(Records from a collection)

○ ○ ○

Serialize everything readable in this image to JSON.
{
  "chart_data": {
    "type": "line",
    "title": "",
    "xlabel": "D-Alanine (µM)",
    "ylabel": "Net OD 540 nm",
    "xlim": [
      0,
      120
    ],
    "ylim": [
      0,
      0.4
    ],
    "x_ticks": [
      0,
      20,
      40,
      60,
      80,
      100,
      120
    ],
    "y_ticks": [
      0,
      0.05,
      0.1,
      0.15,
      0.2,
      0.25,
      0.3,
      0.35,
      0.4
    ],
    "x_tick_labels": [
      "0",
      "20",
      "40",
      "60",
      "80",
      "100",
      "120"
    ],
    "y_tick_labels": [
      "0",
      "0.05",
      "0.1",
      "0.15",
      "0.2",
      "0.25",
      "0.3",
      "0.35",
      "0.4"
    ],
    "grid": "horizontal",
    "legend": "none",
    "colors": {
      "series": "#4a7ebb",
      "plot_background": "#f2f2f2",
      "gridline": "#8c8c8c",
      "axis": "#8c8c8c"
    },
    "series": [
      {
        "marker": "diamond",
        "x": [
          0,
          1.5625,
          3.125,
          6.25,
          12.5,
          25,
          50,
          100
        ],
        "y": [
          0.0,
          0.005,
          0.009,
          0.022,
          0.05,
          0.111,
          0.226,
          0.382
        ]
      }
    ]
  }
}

○ ○ ○

What is asked:
Extract the complete listing verbatim.

Answer to this exercise:
Serialize everything readable in this image to JSON.
{
  "chart_data": {
    "type": "line",
    "title": "",
    "xlabel": "D-Alanine (µM)",
    "ylabel": "Net OD 540 nm",
    "xlim": [
      0,
      120
    ],
    "ylim": [
      0,
      0.4
    ],
    "x_ticks": [
      0,
      20,
      40,
      60,
      80,
      100,
      120
    ],
    "y_ticks": [
      0,
      0.05,
      0.1,
      0.15,
      0.2,
      0.25,
      0.3,
      0.35,
      0.4
    ],
    "x_tick_labels": [
      "0",
      "20",
      "40",
      "60",
      "80",
      "100",
      "120"
    ],
    "y_tick_labels": [
      "0",
      "0.05",
      "0.1",
      "0.15",
      "0.2",
      "0.25",
      "0.3",
      "0.35",
      "0.4"
    ],
    "grid": "horizontal",
    "legend": "none",
    "colors": {
      "series": "#4a7ebb",
      "plot_background": "#f2f2f2",
      "gridline": "#8c8c8c",
      "axis": "#8c8c8c"
    },
    "series": [
      {
        "marker": "diamond",
        "x": [
          0,
          1.5625,
          3.125,
          6.25,
          12.5,
          25,
          50,
          100
        ],
        "y": [
          0.0,
          0.005,
          0.009,
          0.022,
          0.05,
          0.111,
          0.226,
          0.382
        ]
      }
    ]
  }
}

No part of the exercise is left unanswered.